■ TASK GOAL
Note each line of the listing that contains the string "MSWORLD", and copy it.

╭──

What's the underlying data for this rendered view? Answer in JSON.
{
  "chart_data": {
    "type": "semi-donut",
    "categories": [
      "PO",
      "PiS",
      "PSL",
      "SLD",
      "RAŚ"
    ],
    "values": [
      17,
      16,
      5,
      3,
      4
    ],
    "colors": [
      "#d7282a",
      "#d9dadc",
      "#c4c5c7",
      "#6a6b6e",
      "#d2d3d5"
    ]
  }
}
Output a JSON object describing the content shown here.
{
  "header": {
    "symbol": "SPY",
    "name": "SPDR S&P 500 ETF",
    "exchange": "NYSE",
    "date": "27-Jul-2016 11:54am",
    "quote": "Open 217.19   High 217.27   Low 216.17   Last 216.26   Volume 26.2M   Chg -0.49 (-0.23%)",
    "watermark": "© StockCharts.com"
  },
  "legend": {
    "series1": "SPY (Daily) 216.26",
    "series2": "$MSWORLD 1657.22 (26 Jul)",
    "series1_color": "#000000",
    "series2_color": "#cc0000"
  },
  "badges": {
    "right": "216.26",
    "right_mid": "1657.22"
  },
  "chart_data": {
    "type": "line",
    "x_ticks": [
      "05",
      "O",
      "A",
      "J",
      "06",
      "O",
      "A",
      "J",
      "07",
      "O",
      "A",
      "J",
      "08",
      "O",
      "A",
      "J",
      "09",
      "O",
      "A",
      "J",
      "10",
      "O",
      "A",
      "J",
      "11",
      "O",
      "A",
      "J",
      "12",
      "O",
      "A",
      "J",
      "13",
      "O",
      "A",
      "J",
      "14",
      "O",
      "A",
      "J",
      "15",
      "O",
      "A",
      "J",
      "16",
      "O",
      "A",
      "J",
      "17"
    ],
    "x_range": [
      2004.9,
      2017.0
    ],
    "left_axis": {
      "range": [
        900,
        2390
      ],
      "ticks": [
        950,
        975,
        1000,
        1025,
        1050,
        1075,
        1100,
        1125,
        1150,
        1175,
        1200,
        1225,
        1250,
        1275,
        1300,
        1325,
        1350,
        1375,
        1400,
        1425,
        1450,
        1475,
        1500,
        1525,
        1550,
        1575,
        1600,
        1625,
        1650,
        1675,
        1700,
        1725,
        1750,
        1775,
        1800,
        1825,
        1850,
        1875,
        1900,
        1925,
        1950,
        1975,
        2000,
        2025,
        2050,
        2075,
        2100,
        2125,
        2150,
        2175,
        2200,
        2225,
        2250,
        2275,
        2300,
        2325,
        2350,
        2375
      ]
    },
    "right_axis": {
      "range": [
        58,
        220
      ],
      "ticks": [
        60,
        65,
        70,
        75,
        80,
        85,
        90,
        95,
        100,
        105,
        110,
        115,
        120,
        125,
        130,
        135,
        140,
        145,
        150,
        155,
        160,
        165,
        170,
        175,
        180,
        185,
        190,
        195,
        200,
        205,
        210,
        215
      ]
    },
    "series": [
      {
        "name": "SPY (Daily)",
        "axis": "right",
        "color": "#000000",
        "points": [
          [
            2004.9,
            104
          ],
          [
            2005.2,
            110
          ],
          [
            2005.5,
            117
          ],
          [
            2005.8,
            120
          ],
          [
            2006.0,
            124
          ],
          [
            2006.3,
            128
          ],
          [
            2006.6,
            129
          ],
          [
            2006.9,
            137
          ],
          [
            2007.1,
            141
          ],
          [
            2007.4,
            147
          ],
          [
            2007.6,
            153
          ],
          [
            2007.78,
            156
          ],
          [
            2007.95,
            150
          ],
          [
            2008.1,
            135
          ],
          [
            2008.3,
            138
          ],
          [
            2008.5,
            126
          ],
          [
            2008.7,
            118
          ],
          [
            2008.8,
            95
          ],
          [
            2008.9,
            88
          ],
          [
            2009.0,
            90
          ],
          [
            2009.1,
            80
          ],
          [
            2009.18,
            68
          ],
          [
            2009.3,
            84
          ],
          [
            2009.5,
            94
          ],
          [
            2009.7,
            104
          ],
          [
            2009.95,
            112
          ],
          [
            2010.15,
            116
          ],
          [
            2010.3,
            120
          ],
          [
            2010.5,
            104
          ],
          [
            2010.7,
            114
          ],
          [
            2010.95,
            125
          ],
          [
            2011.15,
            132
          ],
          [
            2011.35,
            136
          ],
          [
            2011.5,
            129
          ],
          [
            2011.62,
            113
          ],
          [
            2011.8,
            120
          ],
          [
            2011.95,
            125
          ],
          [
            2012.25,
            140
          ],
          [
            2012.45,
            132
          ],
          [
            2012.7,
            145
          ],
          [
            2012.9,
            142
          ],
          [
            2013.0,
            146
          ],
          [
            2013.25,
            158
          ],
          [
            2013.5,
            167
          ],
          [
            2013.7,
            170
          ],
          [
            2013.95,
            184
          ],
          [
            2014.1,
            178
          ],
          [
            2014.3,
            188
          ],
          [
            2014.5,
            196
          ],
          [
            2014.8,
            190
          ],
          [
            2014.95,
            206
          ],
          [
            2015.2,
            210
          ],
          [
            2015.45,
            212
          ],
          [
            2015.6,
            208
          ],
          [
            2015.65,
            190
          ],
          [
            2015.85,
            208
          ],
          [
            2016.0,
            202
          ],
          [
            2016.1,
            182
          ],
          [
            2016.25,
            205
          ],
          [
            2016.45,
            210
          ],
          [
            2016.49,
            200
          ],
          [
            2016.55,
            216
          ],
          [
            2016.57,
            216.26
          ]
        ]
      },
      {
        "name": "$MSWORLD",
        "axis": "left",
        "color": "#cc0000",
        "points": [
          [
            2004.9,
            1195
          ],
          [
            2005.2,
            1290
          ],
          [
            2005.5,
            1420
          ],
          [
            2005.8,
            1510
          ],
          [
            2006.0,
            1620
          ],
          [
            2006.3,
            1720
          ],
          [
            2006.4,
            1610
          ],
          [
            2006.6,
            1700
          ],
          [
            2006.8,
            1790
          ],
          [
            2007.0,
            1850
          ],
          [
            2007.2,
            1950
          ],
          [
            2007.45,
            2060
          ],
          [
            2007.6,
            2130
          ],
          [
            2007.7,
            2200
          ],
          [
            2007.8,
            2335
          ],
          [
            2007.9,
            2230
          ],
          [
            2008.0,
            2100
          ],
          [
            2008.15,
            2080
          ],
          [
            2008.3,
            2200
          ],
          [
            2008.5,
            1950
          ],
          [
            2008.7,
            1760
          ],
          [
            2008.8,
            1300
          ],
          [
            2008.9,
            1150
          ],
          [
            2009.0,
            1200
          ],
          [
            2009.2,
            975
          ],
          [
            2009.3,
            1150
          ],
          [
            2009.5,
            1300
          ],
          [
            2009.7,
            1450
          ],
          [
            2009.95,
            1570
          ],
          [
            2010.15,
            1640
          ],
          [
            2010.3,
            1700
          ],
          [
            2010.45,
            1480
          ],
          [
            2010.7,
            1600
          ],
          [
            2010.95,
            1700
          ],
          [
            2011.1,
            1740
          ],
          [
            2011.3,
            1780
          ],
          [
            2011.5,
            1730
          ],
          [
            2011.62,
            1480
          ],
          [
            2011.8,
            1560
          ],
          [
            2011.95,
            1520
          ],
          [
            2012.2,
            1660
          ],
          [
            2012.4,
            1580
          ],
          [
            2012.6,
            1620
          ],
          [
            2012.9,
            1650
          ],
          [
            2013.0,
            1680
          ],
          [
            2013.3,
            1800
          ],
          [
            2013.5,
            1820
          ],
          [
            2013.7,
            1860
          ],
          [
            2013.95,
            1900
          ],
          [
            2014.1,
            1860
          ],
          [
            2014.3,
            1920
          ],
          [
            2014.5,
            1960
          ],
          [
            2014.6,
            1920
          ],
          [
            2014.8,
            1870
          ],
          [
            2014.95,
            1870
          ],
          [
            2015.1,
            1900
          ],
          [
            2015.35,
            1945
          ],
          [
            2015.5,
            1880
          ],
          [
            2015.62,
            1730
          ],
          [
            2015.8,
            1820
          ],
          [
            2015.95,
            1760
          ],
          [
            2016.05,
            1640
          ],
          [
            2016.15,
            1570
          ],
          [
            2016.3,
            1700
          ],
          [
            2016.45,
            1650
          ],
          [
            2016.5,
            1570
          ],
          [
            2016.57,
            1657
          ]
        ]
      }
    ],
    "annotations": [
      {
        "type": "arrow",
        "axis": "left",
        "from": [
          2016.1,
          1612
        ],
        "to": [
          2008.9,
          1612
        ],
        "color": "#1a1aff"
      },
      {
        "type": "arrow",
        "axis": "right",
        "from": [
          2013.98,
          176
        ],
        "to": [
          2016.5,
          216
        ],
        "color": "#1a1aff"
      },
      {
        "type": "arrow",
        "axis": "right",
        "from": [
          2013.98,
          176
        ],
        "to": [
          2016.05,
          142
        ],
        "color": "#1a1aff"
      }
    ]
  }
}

╰──

■ ANSWER TO THE EXERCISE
    "series2": "$MSWORLD 1657.22 (26 Jul)",
        "name": "$MSWORLD",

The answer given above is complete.